What you need to do: Write out the material below again, unchanged.

Material to process:
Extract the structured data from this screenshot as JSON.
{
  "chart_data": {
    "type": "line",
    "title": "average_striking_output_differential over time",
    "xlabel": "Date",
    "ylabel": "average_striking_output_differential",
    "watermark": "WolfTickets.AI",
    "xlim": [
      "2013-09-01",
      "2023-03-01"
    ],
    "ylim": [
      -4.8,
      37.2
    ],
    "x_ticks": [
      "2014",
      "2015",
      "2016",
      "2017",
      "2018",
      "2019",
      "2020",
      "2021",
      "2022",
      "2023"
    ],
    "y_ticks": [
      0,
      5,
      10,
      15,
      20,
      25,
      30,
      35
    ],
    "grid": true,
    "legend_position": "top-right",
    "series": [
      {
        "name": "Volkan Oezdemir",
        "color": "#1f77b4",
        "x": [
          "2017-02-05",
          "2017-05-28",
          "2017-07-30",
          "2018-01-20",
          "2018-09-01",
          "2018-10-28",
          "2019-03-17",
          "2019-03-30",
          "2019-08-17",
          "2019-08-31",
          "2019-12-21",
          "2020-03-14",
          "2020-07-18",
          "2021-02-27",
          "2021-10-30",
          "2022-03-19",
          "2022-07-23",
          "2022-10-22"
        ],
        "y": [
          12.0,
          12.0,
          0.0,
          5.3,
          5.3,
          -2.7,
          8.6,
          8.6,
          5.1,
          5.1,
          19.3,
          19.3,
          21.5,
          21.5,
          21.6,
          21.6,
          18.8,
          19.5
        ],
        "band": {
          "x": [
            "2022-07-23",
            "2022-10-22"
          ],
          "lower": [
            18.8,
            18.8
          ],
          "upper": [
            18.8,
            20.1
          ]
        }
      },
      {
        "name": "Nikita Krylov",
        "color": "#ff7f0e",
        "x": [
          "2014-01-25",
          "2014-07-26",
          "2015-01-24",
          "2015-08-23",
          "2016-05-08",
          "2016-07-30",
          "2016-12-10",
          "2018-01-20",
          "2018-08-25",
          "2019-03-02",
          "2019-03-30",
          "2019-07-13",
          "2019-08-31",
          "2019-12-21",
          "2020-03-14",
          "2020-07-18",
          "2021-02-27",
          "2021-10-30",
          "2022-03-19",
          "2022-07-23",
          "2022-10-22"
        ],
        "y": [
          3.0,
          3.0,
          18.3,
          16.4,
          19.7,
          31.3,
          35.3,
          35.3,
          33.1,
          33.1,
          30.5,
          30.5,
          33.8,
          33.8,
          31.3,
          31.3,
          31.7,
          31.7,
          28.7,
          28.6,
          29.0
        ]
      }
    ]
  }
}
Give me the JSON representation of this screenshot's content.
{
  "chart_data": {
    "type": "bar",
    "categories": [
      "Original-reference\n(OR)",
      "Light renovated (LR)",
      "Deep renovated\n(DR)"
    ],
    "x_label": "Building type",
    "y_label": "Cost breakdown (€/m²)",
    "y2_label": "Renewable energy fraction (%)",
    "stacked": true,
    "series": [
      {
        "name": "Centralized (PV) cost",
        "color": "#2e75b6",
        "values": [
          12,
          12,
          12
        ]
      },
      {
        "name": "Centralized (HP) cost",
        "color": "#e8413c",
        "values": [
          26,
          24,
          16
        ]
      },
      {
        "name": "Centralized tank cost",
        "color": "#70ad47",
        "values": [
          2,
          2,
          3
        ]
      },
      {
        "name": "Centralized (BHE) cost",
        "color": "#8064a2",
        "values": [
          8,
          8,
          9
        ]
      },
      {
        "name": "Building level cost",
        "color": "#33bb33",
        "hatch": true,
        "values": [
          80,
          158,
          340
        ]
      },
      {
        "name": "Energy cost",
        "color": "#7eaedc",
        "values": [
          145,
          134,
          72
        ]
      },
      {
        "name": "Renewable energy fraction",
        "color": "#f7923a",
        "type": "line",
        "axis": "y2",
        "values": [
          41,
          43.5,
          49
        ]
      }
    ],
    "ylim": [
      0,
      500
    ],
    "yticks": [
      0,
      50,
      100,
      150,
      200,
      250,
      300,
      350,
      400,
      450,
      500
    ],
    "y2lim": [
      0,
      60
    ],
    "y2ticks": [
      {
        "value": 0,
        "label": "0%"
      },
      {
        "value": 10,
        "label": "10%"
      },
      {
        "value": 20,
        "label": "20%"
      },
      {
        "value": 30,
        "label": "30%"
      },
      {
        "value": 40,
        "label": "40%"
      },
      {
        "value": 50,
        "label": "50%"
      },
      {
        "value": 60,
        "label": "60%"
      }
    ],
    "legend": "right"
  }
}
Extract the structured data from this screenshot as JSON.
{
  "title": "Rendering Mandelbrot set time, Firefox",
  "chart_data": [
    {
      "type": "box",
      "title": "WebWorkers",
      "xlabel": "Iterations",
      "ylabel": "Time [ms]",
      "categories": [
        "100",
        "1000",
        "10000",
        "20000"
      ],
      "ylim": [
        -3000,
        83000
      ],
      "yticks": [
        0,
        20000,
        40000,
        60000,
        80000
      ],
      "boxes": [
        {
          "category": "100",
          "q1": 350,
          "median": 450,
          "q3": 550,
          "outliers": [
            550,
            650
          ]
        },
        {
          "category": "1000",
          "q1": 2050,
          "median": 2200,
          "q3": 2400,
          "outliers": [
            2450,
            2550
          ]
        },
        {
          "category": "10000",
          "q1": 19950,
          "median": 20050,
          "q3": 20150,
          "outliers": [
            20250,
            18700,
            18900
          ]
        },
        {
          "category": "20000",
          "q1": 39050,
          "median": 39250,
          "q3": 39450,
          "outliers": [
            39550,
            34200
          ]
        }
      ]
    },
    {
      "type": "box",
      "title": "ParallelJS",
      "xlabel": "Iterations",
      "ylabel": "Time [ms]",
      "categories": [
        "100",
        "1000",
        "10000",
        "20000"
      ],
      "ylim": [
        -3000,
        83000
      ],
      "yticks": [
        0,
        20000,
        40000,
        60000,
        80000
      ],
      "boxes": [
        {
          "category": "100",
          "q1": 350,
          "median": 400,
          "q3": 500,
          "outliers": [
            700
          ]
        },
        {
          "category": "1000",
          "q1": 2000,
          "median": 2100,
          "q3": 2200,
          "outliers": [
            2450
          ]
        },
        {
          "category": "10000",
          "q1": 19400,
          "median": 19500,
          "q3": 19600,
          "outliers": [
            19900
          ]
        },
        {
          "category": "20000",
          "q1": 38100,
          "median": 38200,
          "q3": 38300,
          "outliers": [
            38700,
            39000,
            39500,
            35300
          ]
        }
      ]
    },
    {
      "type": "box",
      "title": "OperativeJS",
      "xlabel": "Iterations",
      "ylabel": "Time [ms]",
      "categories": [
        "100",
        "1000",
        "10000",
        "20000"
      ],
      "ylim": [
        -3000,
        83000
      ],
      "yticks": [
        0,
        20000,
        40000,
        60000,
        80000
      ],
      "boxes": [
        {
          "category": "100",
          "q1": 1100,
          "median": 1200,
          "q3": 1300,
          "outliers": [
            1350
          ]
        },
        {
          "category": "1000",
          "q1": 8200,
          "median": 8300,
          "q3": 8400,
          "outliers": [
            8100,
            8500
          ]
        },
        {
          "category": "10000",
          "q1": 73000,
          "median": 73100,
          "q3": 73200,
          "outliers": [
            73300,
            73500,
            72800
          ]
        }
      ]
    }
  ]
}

Response for this exercise:
Extract the structured data from this screenshot as JSON.
{
  "chart_data": {
    "type": "line",
    "title": "average_striking_output_differential over time",
    "xlabel": "Date",
    "ylabel": "average_striking_output_differential",
    "watermark": "WolfTickets.AI",
    "xlim": [
      "2013-09-01",
      "2023-03-01"
    ],
    "ylim": [
      -4.8,
      37.2
    ],
    "x_ticks": [
      "2014",
      "2015",
      "2016",
      "2017",
      "2018",
      "2019",
      "2020",
      "2021",
      "2022",
      "2023"
    ],
    "y_ticks": [
      0,
      5,
      10,
      15,
      20,
      25,
      30,
      35
    ],
    "grid": true,
    "legend_position": "top-right",
    "series": [
      {
        "name": "Volkan Oezdemir",
        "color": "#1f77b4",
        "x": [
          "2017-02-05",
          "2017-05-28",
          "2017-07-30",
          "2018-01-20",
          "2018-09-01",
          "2018-10-28",
          "2019-03-17",
          "2019-03-30",
          "2019-08-17",
          "2019-08-31",
          "2019-12-21",
          "2020-03-14",
          "2020-07-18",
          "2021-02-27",
          "2021-10-30",
          "2022-03-19",
          "2022-07-23",
          "2022-10-22"
        ],
        "y": [
          12.0,
          12.0,
          0.0,
          5.3,
          5.3,
          -2.7,
          8.6,
          8.6,
          5.1,
          5.1,
          19.3,
          19.3,
          21.5,
          21.5,
          21.6,
          21.6,
          18.8,
          19.5
        ],
        "band": {
          "x": [
            "2022-07-23",
            "2022-10-22"
          ],
          "lower": [
            18.8,
            18.8
          ],
          "upper": [
            18.8,
            20.1
          ]
        }
      },
      {
        "name": "Nikita Krylov",
        "color": "#ff7f0e",
        "x": [
          "2014-01-25",
          "2014-07-26",
          "2015-01-24",
          "2015-08-23",
          "2016-05-08",
          "2016-07-30",
          "2016-12-10",
          "2018-01-20",
          "2018-08-25",
          "2019-03-02",
          "2019-03-30",
          "2019-07-13",
          "2019-08-31",
          "2019-12-21",
          "2020-03-14",
          "2020-07-18",
          "2021-02-27",
          "2021-10-30",
          "2022-03-19",
          "2022-07-23",
          "2022-10-22"
        ],
        "y": [
          3.0,
          3.0,
          18.3,
          16.4,
          19.7,
          31.3,
          35.3,
          35.3,
          33.1,
          33.1,
          30.5,
          30.5,
          33.8,
          33.8,
          31.3,
          31.3,
          31.7,
          31.7,
          28.7,
          28.6,
          29.0
        ]
      }
    ]
  }
}
Give me the JSON representation of this screenshot's content.
{
  "chart_data": {
    "type": "bar",
    "categories": [
      "Original-reference\n(OR)",
      "Light renovated (LR)",
      "Deep renovated\n(DR)"
    ],
    "x_label": "Building type",
    "y_label": "Cost breakdown (€/m²)",
    "y2_label": "Renewable energy fraction (%)",
    "stacked": true,
    "series": [
      {
        "name": "Centralized (PV) cost",
        "color": "#2e75b6",
        "values": [
          12,
          12,
          12
        ]
      },
      {
        "name": "Centralized (HP) cost",
        "color": "#e8413c",
        "values": [
          26,
          24,
          16
        ]
      },
      {
        "name": "Centralized tank cost",
        "color": "#70ad47",
        "values": [
          2,
          2,
          3
        ]
      },
      {
        "name": "Centralized (BHE) cost",
        "color": "#8064a2",
        "values": [
          8,
          8,
          9
        ]
      },
      {
        "name": "Building level cost",
        "color": "#33bb33",
        "hatch": true,
        "values": [
          80,
          158,
          340
        ]
      },
      {
        "name": "Energy cost",
        "color": "#7eaedc",
        "values": [
          145,
          134,
          72
        ]
      },
      {
        "name": "Renewable energy fraction",
        "color": "#f7923a",
        "type": "line",
        "axis": "y2",
        "values": [
          41,
          43.5,
          49
        ]
      }
    ],
    "ylim": [
      0,
      500
    ],
    "yticks": [
      0,
      50,
      100,
      150,
      200,
      250,
      300,
      350,
      400,
      450,
      500
    ],
    "y2lim": [
      0,
      60
    ],
    "y2ticks": [
      {
        "value": 0,
        "label": "0%"
      },
      {
        "value": 10,
        "label": "10%"
      },
      {
        "value": 20,
        "label": "20%"
      },
      {
        "value": 30,
        "label": "30%"
      },
      {
        "value": 40,
        "label": "40%"
      },
      {
        "value": 50,
        "label": "50%"
      },
      {
        "value": 60,
        "label": "60%"
      }
    ],
    "legend": "right"
  }
}
Extract the structured data from this screenshot as JSON.
{
  "title": "Rendering Mandelbrot set time, Firefox",
  "chart_data": [
    {
      "type": "box",
      "title": "WebWorkers",
      "xlabel": "Iterations",
      "ylabel": "Time [ms]",
      "categories": [
        "100",
        "1000",
        "10000",
        "20000"
      ],
      "ylim": [
        -3000,
        83000
      ],
      "yticks": [
        0,
        20000,
        40000,
        60000,
        80000
      ],
      "boxes": [
        {
          "category": "100",
          "q1": 350,
          "median": 450,
          "q3": 550,
          "outliers": [
            550,
            650
          ]
        },
        {
          "category": "1000",
          "q1": 2050,
          "median": 2200,
          "q3": 2400,
          "outliers": [
            2450,
            2550
          ]
        },
        {
          "category": "10000",
          "q1": 19950,
          "median": 20050,
          "q3": 20150,
          "outliers": [
            20250,
            18700,
            18900
          ]
        },
        {
          "category": "20000",
          "q1": 39050,
          "median": 39250,
          "q3": 39450,
          "outliers": [
            39550,
            34200
          ]
        }
      ]
    },
    {
      "type": "box",
      "title": "ParallelJS",
      "xlabel": "Iterations",
      "ylabel": "Time [ms]",
      "categories": [
        "100",
        "1000",
        "10000",
        "20000"
      ],
      "ylim": [
        -3000,
        83000
      ],
      "yticks": [
        0,
        20000,
        40000,
        60000,
        80000
      ],
      "boxes": [
        {
          "category": "100",
          "q1": 350,
          "median": 400,
          "q3": 500,
          "outliers": [
            700
          ]
        },
        {
          "category": "1000",
          "q1": 2000,
          "median": 2100,
          "q3": 2200,
          "outliers": [
            2450
          ]
        },
        {
          "category": "10000",
          "q1": 19400,
          "median": 19500,
          "q3": 19600,
          "outliers": [
            19900
          ]
        },
        {
          "category": "20000",
          "q1": 38100,
          "median": 38200,
          "q3": 38300,
          "outliers": [
            38700,
            39000,
            39500,
            35300
          ]
        }
      ]
    },
    {
      "type": "box",
      "title": "OperativeJS",
      "xlabel": "Iterations",
      "ylabel": "Time [ms]",
      "categories": [
        "100",
        "1000",
        "10000",
        "20000"
      ],
      "ylim": [
        -3000,
        83000
      ],
      "yticks": [
        0,
        20000,
        40000,
        60000,
        80000
      ],
      "boxes": [
        {
          "category": "100",
          "q1": 1100,
          "median": 1200,
          "q3": 1300,
          "outliers": [
            1350
          ]
        },
        {
          "category": "1000",
          "q1": 8200,
          "median": 8300,
          "q3": 8400,
          "outliers": [
            8100,
            8500
          ]
        },
        {
          "category": "10000",
          "q1": 73000,
          "median": 73100,
          "q3": 73200,
          "outliers": [
            73300,
            73500,
            72800
          ]
        }
      ]
    }
  ]
}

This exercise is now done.